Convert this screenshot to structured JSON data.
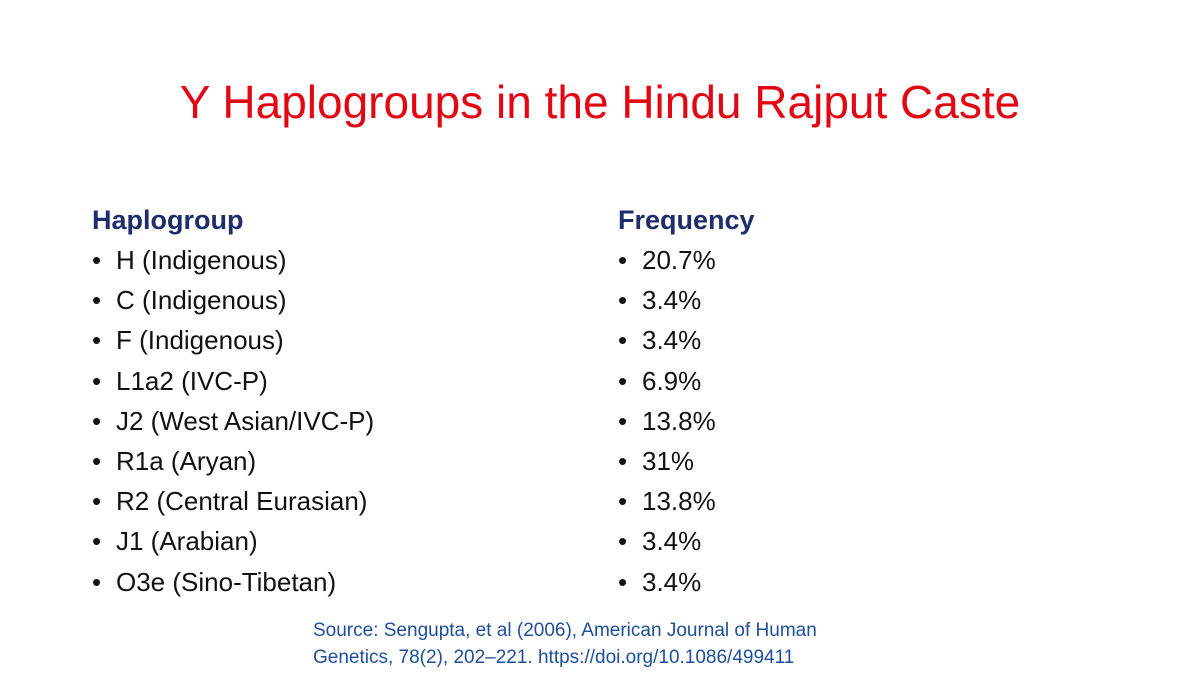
{
  "title": "Y Haplogroups in the Hindu Rajput Caste",
  "haplogroup_column": {
    "heading": "Haplogroup",
    "items": [
      "H (Indigenous)",
      "C (Indigenous)",
      "F (Indigenous)",
      "L1a2 (IVC-P)",
      "J2 (West Asian/IVC-P)",
      "R1a (Aryan)",
      "R2 (Central Eurasian)",
      "J1 (Arabian)",
      "O3e (Sino-Tibetan)"
    ]
  },
  "frequency_column": {
    "heading": "Frequency",
    "items": [
      "20.7%",
      "3.4%",
      "3.4%",
      "6.9%",
      "13.8%",
      "31%",
      "13.8%",
      "3.4%",
      "3.4%"
    ]
  },
  "bullet_glyph": "•",
  "source": {
    "line1": "Source: Sengupta, et al (2006), American Journal  of Human",
    "line2": "Genetics, 78(2), 202–221. https://doi.org/10.1086/499411"
  },
  "colors": {
    "title": "#e30613",
    "heading": "#1f2d6b",
    "source": "#1f4e9a"
  }
}
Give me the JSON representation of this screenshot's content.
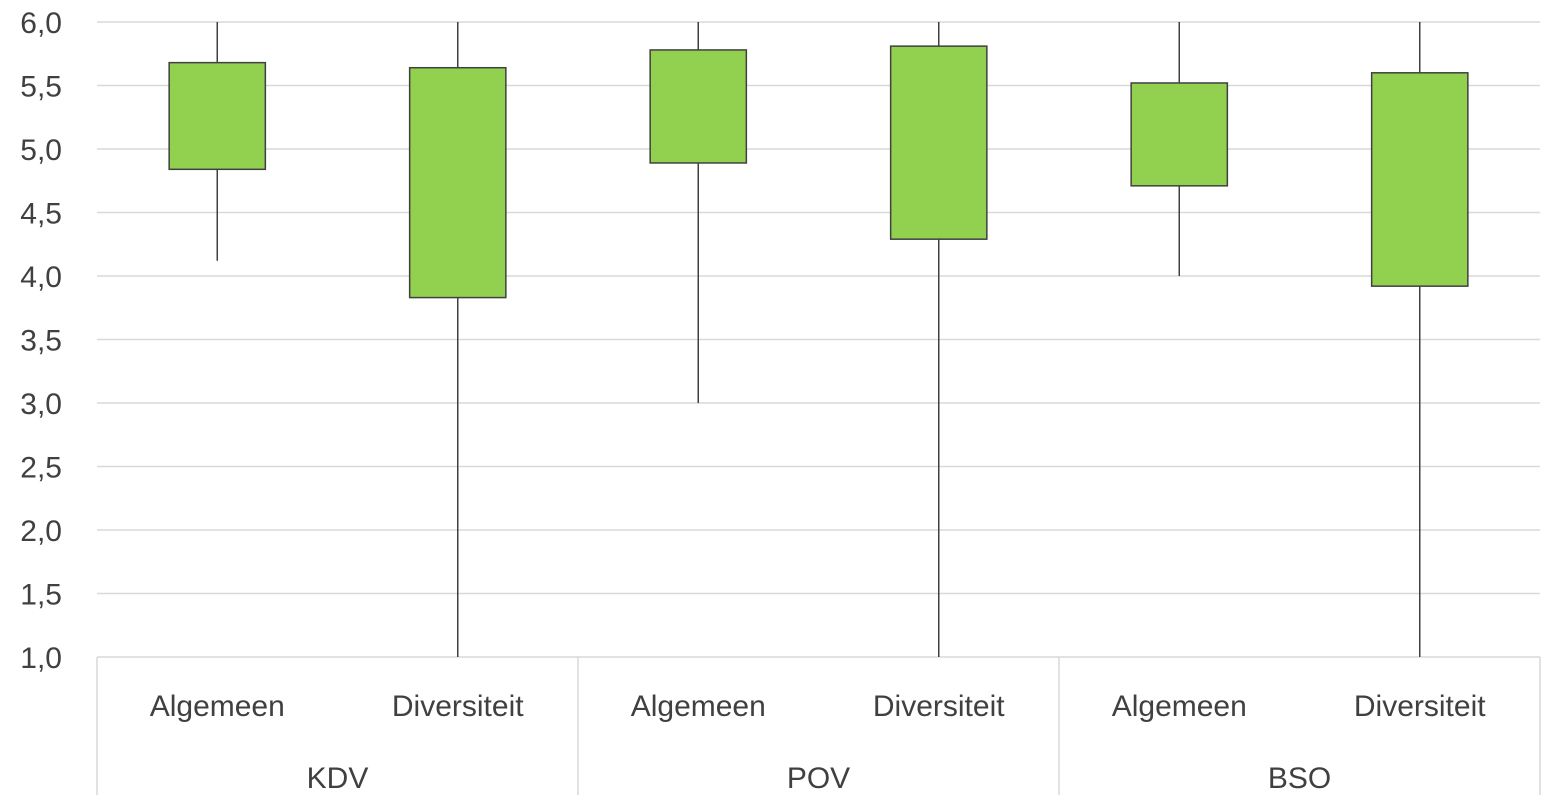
{
  "chart_data": {
    "type": "box",
    "ylim": [
      1.0,
      6.0
    ],
    "yticks": [
      "1,0",
      "1,5",
      "2,0",
      "2,5",
      "3,0",
      "3,5",
      "4,0",
      "4,5",
      "5,0",
      "5,5",
      "6,0"
    ],
    "ytick_values": [
      1.0,
      1.5,
      2.0,
      2.5,
      3.0,
      3.5,
      4.0,
      4.5,
      5.0,
      5.5,
      6.0
    ],
    "groups": [
      "KDV",
      "POV",
      "BSO"
    ],
    "categories": [
      "Algemeen",
      "Diversiteit",
      "Algemeen",
      "Diversiteit",
      "Algemeen",
      "Diversiteit"
    ],
    "boxes": [
      {
        "group": "KDV",
        "category": "Algemeen",
        "min": 4.12,
        "q1": 4.84,
        "q3": 5.68,
        "max": 6.0
      },
      {
        "group": "KDV",
        "category": "Diversiteit",
        "min": 1.0,
        "q1": 3.83,
        "q3": 5.64,
        "max": 6.0
      },
      {
        "group": "POV",
        "category": "Algemeen",
        "min": 3.0,
        "q1": 4.89,
        "q3": 5.78,
        "max": 6.0
      },
      {
        "group": "POV",
        "category": "Diversiteit",
        "min": 1.0,
        "q1": 4.29,
        "q3": 5.81,
        "max": 6.0
      },
      {
        "group": "BSO",
        "category": "Algemeen",
        "min": 4.0,
        "q1": 4.71,
        "q3": 5.52,
        "max": 6.0
      },
      {
        "group": "BSO",
        "category": "Diversiteit",
        "min": 1.0,
        "q1": 3.92,
        "q3": 5.6,
        "max": 6.0
      }
    ],
    "box_color": "#92d050",
    "grid": true,
    "legend": "none"
  }
}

WRITTEN REQUEST >> Check all the records above and select each line where the string "this" is found.

THE RESULT >>
Convert this screenshot to structured JSON data.
Give me the JSON representation of this screenshot's content.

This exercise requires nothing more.